##### MATERIAL FOR THIS TASK
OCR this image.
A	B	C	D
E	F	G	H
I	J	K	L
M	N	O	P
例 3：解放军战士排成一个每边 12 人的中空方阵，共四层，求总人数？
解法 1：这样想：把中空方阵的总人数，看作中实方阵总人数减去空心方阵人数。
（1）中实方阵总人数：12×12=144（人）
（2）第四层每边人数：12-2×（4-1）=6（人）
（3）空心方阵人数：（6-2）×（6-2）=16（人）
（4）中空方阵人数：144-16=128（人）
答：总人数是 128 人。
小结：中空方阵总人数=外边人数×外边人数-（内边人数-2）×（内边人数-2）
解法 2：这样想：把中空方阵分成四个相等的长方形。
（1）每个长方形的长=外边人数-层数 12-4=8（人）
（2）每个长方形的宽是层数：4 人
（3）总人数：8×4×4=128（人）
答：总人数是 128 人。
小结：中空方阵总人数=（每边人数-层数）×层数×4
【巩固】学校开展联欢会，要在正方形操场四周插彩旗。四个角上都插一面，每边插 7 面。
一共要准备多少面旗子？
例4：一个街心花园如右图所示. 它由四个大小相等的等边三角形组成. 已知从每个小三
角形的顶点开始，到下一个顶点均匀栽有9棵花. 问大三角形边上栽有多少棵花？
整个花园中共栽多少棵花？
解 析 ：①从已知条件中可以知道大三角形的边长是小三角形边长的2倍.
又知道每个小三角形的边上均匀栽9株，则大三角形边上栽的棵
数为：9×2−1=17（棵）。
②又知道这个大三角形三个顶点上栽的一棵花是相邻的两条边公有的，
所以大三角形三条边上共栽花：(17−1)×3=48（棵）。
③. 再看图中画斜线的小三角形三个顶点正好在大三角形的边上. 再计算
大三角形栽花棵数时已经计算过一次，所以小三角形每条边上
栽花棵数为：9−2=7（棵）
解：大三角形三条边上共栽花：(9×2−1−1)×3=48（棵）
##########
▸ **PROBLEM**:
Recite the full listing above exactly.

▸ **TASK SOLUTION**:
OCR this image.
A	B	C	D
E	F	G	H
I	J	K	L
M	N	O	P
例 3：解放军战士排成一个每边 12 人的中空方阵，共四层，求总人数？
解法 1：这样想：把中空方阵的总人数，看作中实方阵总人数减去空心方阵人数。
（1）中实方阵总人数：12×12=144（人）
（2）第四层每边人数：12-2×（4-1）=6（人）
（3）空心方阵人数：（6-2）×（6-2）=16（人）
（4）中空方阵人数：144-16=128（人）
答：总人数是 128 人。
小结：中空方阵总人数=外边人数×外边人数-（内边人数-2）×（内边人数-2）
解法 2：这样想：把中空方阵分成四个相等的长方形。
（1）每个长方形的长=外边人数-层数 12-4=8（人）
（2）每个长方形的宽是层数：4 人
（3）总人数：8×4×4=128（人）
答：总人数是 128 人。
小结：中空方阵总人数=（每边人数-层数）×层数×4
【巩固】学校开展联欢会，要在正方形操场四周插彩旗。四个角上都插一面，每边插 7 面。
一共要准备多少面旗子？
例4：一个街心花园如右图所示. 它由四个大小相等的等边三角形组成. 已知从每个小三
角形的顶点开始，到下一个顶点均匀栽有9棵花. 问大三角形边上栽有多少棵花？
整个花园中共栽多少棵花？
解 析 ：①从已知条件中可以知道大三角形的边长是小三角形边长的2倍.
又知道每个小三角形的边上均匀栽9株，则大三角形边上栽的棵
数为：9×2−1=17（棵）。
②又知道这个大三角形三个顶点上栽的一棵花是相邻的两条边公有的，
所以大三角形三条边上共栽花：(17−1)×3=48（棵）。
③. 再看图中画斜线的小三角形三个顶点正好在大三角形的边上. 再计算
大三角形栽花棵数时已经计算过一次，所以小三角形每条边上
栽花棵数为：9−2=7（棵）
解：大三角形三条边上共栽花：(9×2−1−1)×3=48（棵）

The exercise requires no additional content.